▶ _SET TASK_:
Rewrite the rows between the line holding "fee-name-cell: 增值-商品标签粘贴/更改/清除 [119, 680, 354, 702]" and the line holding "online-consult-button[interactable]: 在线咨询 [1395, 35, 1508, 69]", inclusive, replacing "interactable" with "clickable" and leaving everything else as it is.

▶ _INFORMATION PROVIDED_:
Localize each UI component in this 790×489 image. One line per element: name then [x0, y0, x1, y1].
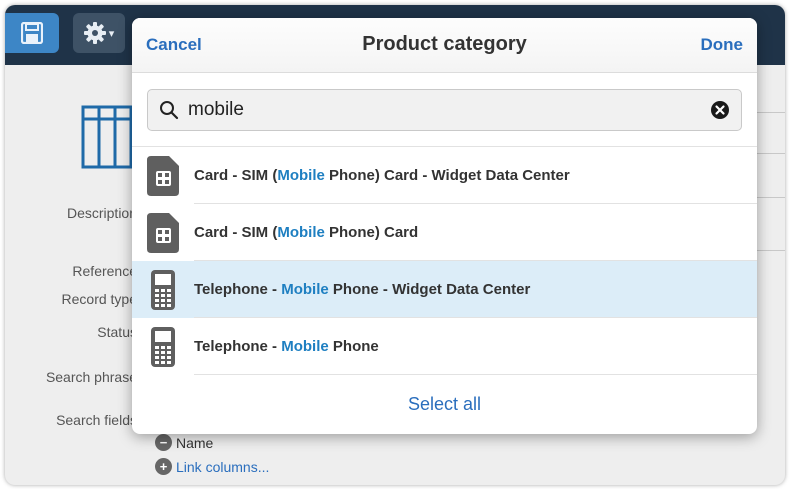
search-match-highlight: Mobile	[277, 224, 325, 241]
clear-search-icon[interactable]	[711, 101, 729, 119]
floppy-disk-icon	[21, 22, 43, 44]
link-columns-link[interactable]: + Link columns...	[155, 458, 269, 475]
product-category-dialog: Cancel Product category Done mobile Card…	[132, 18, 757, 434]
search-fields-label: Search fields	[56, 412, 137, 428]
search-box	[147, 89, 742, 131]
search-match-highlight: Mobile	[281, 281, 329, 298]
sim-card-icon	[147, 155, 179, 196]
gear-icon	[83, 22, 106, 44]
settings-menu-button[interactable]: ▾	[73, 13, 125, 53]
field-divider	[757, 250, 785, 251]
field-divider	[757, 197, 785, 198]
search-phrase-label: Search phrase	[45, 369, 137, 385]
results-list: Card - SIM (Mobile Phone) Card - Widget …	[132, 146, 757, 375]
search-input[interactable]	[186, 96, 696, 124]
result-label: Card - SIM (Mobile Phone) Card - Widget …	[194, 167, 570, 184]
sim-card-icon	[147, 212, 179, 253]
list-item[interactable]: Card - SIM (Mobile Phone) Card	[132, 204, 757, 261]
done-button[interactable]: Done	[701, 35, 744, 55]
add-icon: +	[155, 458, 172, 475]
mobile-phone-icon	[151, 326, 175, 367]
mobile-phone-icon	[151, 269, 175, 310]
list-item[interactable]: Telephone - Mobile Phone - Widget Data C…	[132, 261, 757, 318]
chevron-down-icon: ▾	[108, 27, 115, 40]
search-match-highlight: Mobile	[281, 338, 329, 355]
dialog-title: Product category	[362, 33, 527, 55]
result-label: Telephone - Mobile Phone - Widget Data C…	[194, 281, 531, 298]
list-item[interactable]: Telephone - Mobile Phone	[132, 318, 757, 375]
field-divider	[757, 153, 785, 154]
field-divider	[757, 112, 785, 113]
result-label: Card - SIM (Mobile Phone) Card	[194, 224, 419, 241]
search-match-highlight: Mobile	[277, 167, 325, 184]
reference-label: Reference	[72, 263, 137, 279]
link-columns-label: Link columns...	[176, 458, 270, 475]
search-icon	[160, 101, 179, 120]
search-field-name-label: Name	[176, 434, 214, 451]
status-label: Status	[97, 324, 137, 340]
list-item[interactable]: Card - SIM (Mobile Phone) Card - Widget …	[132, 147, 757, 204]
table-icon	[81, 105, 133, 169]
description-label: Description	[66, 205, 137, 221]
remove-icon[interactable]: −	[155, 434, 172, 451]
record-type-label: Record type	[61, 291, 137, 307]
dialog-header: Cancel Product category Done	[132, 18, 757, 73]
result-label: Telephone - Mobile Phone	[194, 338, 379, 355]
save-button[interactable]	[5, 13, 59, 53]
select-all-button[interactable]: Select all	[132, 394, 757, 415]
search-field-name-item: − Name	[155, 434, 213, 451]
--
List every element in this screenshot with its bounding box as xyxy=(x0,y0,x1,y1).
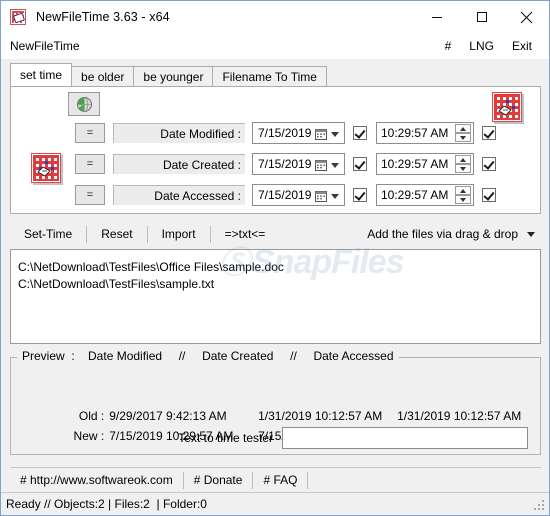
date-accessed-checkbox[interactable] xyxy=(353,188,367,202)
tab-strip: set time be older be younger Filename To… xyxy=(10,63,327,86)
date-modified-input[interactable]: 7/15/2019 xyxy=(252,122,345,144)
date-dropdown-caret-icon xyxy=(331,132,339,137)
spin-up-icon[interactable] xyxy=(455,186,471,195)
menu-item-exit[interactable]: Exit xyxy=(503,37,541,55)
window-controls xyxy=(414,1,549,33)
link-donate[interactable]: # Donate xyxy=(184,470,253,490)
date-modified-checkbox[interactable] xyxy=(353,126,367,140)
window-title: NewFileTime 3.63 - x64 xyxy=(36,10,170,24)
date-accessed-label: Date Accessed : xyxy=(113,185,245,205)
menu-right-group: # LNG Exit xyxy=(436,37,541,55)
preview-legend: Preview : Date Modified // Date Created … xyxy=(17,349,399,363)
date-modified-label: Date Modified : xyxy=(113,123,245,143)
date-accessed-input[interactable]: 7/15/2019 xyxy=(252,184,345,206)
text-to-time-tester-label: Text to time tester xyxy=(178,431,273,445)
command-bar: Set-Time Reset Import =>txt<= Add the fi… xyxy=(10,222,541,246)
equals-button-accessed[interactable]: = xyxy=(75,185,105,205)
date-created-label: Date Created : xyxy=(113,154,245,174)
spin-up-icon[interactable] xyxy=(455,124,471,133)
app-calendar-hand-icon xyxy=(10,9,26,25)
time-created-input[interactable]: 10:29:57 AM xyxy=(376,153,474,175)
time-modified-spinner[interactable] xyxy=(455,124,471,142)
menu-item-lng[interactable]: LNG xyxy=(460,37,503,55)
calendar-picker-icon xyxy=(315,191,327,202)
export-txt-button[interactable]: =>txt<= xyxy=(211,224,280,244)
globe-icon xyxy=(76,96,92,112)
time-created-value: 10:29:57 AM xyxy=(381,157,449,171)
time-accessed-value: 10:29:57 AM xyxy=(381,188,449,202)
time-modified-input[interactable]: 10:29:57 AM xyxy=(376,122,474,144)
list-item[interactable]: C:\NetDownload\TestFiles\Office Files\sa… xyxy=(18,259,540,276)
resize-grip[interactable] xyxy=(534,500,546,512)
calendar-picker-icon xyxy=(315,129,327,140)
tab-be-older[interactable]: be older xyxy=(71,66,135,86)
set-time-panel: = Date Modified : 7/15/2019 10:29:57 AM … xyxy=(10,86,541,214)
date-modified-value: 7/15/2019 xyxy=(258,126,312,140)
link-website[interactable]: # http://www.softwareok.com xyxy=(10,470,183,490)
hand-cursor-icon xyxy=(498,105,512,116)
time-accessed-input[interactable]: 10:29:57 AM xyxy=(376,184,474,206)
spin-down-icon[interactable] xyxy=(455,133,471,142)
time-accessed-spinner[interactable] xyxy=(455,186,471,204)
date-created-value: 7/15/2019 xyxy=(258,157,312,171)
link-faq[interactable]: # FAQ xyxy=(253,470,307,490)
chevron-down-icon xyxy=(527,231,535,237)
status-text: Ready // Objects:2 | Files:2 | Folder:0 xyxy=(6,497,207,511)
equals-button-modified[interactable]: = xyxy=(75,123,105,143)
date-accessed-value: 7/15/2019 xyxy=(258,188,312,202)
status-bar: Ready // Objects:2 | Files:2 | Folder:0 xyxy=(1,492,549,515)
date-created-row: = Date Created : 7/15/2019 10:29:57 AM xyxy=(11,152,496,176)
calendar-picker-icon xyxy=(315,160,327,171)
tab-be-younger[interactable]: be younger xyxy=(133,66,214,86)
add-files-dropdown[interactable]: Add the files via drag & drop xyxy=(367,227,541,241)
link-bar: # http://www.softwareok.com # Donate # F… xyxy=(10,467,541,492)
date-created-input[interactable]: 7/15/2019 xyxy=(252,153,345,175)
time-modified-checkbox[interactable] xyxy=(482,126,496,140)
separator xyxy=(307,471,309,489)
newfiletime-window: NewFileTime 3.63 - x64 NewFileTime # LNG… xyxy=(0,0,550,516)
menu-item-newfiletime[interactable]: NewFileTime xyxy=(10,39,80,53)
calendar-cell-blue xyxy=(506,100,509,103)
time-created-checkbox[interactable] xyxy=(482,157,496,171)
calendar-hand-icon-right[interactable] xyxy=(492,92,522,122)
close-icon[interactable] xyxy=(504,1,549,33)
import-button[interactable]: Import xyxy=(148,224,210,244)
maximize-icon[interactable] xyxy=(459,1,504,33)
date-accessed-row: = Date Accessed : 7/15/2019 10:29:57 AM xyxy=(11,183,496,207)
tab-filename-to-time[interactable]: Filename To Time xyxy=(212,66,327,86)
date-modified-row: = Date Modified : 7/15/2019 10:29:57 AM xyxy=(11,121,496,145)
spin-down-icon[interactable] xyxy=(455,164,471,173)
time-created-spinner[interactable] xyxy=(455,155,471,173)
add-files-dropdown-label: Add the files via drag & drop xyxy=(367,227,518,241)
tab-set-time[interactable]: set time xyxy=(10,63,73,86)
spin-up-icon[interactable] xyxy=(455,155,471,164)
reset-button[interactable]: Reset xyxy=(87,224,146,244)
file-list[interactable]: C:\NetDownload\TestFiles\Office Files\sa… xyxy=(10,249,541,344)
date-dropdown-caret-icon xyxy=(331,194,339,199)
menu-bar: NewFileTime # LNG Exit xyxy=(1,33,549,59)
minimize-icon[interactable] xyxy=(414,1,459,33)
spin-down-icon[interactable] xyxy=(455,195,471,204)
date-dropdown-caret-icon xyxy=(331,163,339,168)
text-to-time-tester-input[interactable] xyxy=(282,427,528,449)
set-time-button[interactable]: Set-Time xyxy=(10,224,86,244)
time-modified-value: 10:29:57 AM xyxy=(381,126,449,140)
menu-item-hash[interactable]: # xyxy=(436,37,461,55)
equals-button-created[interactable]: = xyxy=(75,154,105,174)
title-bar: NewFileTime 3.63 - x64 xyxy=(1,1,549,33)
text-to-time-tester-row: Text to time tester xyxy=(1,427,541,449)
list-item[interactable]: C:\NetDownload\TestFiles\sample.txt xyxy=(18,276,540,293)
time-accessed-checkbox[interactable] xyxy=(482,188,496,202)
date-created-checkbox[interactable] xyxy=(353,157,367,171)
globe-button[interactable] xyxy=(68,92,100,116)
---
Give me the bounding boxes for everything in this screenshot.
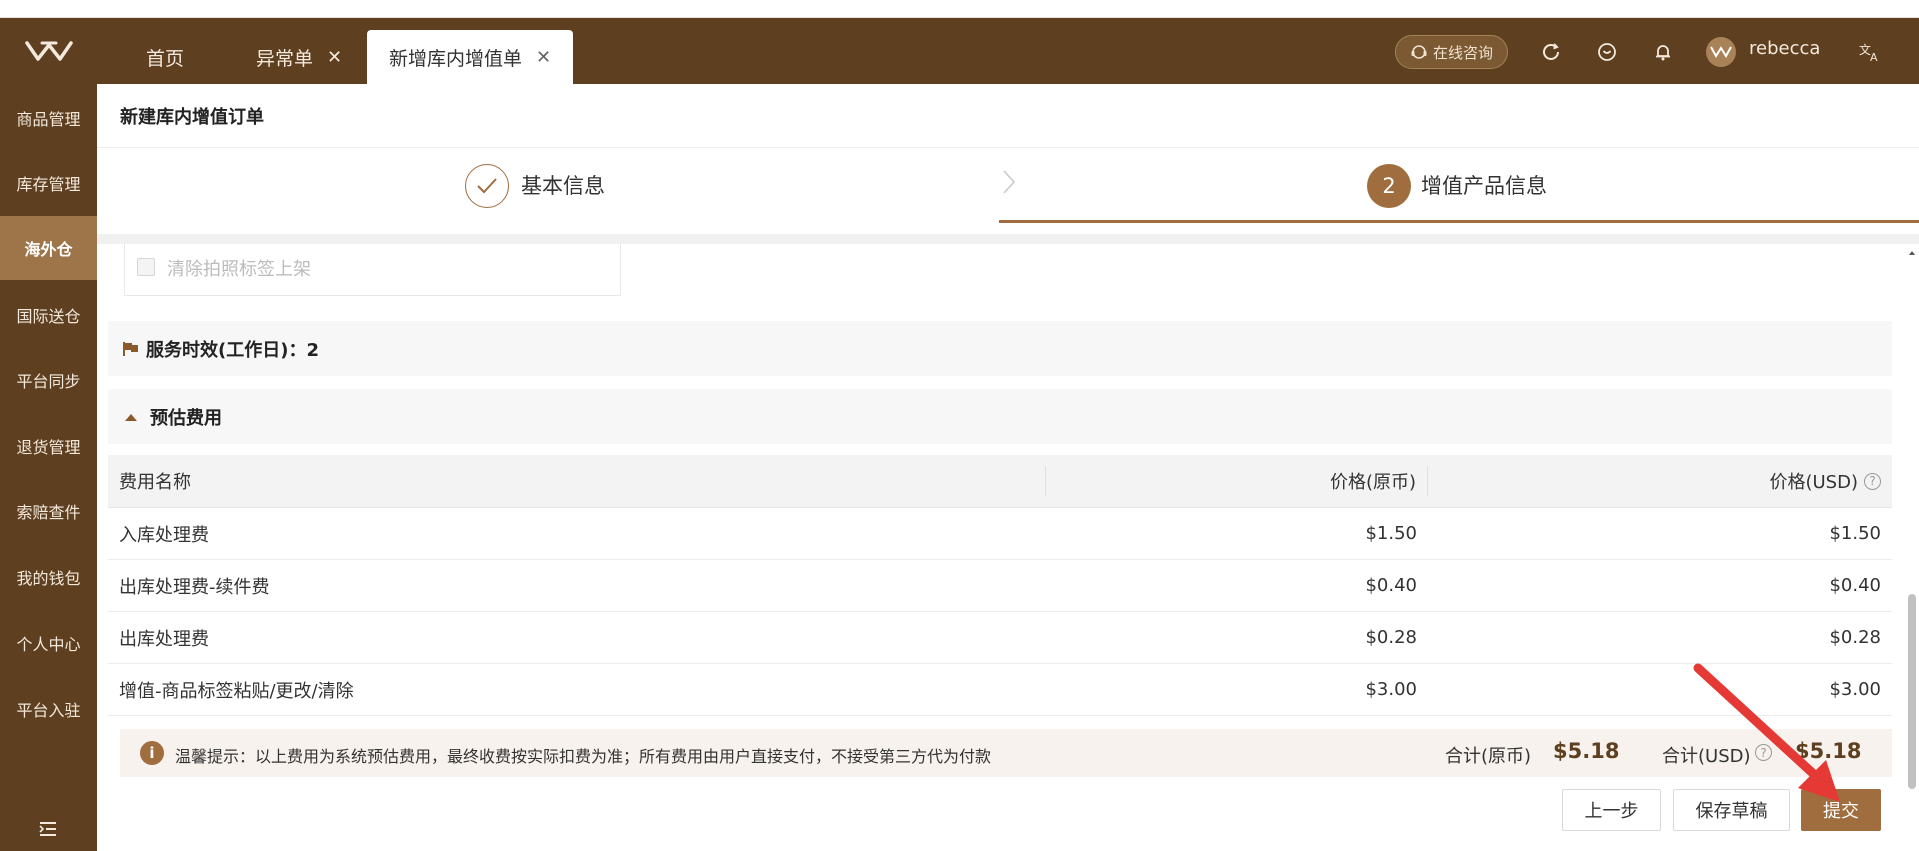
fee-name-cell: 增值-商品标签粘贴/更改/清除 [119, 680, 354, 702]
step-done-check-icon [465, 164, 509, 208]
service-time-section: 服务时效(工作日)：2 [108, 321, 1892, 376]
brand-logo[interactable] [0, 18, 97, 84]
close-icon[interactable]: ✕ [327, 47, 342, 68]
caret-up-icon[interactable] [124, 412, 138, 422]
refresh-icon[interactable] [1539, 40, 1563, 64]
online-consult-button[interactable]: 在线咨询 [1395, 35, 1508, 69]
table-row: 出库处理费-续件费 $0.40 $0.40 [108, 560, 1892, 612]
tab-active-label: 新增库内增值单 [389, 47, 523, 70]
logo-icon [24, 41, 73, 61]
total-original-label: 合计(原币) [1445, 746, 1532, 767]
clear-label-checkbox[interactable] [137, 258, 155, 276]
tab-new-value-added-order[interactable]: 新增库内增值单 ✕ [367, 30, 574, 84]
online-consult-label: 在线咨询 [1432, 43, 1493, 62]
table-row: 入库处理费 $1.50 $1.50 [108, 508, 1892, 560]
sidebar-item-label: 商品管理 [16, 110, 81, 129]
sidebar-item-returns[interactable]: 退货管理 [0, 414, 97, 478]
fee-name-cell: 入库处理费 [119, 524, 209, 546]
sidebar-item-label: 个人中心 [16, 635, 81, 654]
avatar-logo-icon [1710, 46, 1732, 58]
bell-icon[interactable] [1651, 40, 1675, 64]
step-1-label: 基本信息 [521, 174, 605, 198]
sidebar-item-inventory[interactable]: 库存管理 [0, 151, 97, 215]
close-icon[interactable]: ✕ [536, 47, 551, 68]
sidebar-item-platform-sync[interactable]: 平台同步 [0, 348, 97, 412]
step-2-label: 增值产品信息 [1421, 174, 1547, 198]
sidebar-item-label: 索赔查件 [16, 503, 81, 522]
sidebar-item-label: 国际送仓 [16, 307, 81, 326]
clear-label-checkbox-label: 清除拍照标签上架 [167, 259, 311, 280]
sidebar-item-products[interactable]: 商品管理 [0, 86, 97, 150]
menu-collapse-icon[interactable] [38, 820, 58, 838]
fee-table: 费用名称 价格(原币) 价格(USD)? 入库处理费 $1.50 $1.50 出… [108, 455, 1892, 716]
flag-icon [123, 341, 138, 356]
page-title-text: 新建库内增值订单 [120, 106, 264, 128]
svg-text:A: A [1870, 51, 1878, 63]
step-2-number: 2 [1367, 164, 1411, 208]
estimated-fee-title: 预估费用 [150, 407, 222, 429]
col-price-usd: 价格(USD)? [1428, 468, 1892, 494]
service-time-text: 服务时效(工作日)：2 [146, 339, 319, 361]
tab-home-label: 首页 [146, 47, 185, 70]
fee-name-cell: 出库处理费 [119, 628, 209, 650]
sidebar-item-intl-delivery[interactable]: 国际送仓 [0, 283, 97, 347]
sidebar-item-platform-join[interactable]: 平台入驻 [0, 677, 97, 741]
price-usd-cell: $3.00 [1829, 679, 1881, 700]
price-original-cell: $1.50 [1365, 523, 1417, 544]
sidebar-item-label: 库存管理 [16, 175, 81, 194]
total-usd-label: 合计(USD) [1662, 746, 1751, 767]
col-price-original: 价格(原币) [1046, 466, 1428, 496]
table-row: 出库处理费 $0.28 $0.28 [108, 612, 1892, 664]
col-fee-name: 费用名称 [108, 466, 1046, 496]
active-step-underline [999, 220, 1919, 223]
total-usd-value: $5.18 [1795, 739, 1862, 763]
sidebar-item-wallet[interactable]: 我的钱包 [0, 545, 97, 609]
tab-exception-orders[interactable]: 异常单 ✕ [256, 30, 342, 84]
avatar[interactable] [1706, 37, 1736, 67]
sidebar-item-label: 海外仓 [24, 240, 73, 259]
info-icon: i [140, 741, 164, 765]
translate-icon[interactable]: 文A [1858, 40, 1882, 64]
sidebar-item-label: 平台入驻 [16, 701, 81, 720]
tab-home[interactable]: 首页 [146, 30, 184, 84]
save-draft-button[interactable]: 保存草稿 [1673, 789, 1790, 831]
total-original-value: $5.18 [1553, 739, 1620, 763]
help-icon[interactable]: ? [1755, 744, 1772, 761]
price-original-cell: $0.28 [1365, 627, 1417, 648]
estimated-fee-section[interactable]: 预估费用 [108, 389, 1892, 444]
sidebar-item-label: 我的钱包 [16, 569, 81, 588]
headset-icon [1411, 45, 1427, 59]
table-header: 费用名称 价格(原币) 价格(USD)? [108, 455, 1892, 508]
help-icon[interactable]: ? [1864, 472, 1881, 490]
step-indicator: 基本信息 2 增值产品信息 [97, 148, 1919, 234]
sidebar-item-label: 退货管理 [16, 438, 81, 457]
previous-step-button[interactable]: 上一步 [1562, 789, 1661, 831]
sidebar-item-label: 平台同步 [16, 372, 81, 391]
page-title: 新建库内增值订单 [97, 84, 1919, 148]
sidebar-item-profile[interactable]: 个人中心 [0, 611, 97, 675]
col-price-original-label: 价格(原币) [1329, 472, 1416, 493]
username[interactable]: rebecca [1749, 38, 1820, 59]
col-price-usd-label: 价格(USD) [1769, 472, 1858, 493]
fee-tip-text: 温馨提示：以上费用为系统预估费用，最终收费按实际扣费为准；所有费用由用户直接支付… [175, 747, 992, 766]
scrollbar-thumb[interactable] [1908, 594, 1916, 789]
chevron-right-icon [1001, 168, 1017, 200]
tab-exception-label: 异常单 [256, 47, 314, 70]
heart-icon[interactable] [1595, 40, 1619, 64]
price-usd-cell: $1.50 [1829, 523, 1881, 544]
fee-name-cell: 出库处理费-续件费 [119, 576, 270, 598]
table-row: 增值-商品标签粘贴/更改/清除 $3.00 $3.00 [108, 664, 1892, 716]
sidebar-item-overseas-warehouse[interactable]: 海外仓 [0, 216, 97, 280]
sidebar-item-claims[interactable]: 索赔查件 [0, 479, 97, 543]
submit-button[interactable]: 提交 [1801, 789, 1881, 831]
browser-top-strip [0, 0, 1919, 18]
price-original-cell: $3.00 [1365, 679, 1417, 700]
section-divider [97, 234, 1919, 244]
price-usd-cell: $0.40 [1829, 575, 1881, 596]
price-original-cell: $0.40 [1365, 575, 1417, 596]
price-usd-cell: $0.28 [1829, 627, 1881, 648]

▶ _RESULT_:
fee-name-cell: 增值-商品标签粘贴/更改/清除 [119, 680, 354, 702]
step-done-check-icon [465, 164, 509, 208]
service-time-section: 服务时效(工作日)：2 [108, 321, 1892, 376]
brand-logo[clickable] [0, 18, 97, 84]
close-icon[clickable]: ✕ [327, 47, 342, 68]
caret-up-icon[clickable] [124, 412, 138, 422]
refresh-icon[clickable] [1539, 40, 1563, 64]
online-consult-button[clickable]: 在线咨询 [1395, 35, 1508, 69]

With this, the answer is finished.